▶ **THE REQUEST**:
Which lines contain the string "title"? Please list every one of them.

---

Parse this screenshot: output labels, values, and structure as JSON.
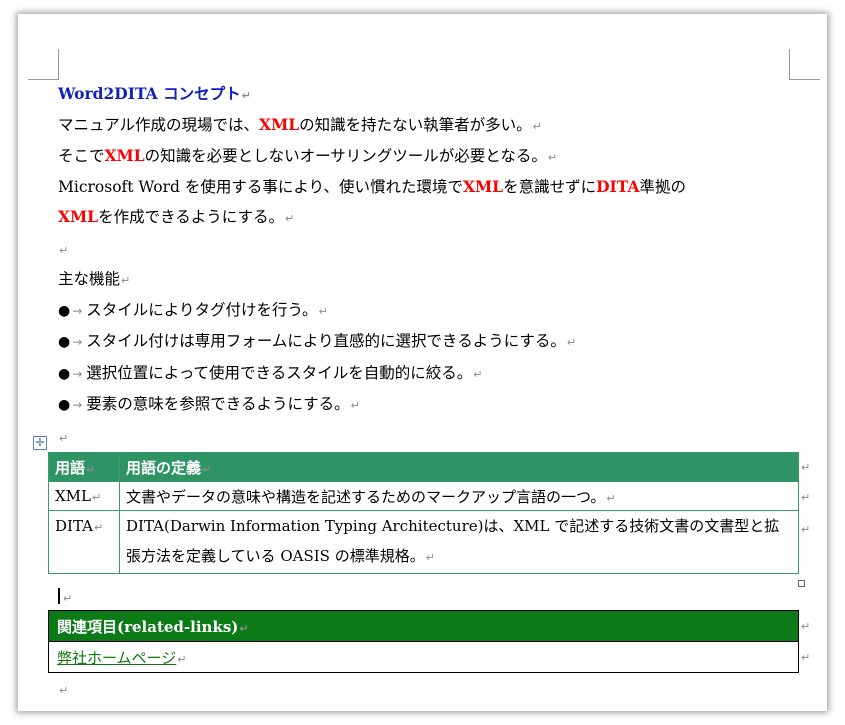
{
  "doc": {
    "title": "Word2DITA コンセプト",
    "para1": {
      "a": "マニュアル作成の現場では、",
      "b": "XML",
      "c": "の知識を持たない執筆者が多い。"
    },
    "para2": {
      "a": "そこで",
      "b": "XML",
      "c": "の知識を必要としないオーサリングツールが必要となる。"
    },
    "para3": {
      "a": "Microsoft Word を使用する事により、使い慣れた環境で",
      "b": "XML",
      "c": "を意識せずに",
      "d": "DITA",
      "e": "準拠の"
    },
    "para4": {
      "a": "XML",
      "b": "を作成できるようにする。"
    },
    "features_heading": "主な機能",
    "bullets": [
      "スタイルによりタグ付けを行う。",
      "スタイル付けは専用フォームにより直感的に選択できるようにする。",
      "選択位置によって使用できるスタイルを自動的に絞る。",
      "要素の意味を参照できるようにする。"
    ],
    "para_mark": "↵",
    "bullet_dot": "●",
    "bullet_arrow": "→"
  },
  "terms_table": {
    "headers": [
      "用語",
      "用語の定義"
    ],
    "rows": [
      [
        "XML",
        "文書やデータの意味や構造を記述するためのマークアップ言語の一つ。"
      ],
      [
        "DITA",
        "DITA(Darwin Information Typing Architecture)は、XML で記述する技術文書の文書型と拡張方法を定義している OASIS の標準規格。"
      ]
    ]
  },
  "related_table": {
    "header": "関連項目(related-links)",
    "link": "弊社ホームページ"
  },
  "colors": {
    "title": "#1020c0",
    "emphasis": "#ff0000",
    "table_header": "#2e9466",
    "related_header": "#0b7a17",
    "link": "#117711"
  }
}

---

▶ **RESPONSE BELOW**:
    "title": "Word2DITA コンセプト",
    "title": "#1020c0",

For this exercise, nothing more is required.